(Stored entries)
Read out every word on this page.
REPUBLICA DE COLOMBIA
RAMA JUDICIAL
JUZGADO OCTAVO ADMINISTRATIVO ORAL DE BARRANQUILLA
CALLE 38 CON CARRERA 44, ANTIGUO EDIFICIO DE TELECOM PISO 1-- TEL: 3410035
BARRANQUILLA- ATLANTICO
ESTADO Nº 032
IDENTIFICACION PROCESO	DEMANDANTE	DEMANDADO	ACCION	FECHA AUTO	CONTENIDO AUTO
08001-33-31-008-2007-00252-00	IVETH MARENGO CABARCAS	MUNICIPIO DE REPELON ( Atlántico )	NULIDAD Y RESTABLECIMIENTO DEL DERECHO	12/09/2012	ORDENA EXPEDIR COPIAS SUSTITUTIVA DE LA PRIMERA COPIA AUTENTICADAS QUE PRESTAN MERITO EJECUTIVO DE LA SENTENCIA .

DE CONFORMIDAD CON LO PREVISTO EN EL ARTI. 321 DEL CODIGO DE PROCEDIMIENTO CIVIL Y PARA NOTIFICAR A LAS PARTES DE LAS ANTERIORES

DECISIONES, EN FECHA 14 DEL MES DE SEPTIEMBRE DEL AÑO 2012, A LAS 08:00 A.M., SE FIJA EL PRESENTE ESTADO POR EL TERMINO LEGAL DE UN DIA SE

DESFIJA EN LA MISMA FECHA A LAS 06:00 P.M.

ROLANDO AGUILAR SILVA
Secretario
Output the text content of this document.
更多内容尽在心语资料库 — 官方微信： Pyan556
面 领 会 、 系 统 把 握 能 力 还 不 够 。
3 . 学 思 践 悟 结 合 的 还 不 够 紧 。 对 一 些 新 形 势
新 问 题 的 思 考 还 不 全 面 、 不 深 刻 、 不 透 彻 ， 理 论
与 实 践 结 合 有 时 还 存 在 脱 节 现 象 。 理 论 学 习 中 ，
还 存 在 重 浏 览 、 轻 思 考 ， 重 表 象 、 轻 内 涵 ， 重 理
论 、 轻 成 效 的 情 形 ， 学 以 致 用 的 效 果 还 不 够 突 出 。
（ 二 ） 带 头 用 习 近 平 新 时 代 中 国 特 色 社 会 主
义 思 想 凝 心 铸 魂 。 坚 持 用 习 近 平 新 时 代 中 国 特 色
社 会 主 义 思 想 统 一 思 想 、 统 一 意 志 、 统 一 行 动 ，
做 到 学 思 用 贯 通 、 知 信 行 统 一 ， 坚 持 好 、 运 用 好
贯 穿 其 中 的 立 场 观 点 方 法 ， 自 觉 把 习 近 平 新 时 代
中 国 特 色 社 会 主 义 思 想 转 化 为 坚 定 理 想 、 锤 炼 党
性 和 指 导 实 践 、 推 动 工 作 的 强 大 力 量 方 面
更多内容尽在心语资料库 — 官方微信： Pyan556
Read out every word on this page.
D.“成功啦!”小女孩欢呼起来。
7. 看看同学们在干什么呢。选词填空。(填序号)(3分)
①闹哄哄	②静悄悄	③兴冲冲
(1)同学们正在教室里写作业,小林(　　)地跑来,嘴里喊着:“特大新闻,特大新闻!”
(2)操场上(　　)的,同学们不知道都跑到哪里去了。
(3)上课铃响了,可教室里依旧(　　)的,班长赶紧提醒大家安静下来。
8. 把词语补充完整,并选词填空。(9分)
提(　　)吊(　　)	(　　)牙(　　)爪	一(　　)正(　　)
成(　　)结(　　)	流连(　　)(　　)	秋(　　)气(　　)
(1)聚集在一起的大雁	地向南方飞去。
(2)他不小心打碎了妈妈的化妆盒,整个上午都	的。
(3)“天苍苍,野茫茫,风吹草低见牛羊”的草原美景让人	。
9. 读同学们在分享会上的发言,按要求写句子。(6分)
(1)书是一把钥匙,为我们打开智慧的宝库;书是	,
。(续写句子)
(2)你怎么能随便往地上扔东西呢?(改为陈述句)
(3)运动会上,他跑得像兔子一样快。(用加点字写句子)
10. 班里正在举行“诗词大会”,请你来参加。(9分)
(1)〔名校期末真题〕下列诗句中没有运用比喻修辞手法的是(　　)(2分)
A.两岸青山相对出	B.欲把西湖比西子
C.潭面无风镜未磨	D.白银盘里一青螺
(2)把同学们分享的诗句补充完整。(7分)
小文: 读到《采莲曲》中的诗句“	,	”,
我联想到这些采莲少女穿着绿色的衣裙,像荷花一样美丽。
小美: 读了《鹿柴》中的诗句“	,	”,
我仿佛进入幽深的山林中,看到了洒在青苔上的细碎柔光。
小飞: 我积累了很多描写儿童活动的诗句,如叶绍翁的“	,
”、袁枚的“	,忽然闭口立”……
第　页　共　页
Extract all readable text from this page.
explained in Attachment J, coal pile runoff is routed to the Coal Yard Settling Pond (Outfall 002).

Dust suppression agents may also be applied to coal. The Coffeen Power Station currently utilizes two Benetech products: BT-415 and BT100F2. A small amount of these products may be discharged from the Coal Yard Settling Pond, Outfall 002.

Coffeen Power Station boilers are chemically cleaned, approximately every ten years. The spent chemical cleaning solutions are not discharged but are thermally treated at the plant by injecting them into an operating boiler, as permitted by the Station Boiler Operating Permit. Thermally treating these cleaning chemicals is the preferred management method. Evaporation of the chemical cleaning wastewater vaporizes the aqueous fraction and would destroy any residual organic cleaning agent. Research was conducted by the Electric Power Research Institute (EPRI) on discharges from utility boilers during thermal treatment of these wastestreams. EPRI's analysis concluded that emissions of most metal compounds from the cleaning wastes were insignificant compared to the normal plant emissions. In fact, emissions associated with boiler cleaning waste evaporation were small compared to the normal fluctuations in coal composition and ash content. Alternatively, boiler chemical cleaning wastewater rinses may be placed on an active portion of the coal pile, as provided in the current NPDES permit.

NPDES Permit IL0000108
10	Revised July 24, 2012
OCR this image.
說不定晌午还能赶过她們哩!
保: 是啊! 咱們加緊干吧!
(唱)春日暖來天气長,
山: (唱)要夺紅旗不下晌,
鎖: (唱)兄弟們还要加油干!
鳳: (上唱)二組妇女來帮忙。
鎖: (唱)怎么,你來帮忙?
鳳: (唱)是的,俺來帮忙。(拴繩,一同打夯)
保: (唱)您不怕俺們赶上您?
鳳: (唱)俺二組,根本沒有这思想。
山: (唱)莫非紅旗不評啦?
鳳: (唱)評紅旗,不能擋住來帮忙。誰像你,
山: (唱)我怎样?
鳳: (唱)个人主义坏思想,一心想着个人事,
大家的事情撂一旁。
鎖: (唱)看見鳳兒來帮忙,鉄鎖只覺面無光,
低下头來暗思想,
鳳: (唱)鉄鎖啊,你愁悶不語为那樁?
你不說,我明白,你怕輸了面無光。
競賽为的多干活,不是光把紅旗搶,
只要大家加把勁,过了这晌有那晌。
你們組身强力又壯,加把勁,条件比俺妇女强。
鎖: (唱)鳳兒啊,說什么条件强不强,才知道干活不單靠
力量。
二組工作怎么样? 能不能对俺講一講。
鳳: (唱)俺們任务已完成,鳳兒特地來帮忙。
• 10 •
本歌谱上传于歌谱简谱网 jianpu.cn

## Set exercise
Search the preceding listing for "Yard" and extract every line where it is found.

## Worked answer
explained in Attachment J, coal pile runoff is routed to the Coal Yard Settling Pond (Outfall 002).
Dust suppression agents may also be applied to coal. The Coffeen Power Station currently utilizes two Benetech products: BT-415 and BT100F2. A small amount of these products may be discharged from the Coal Yard Settling Pond, Outfall 002.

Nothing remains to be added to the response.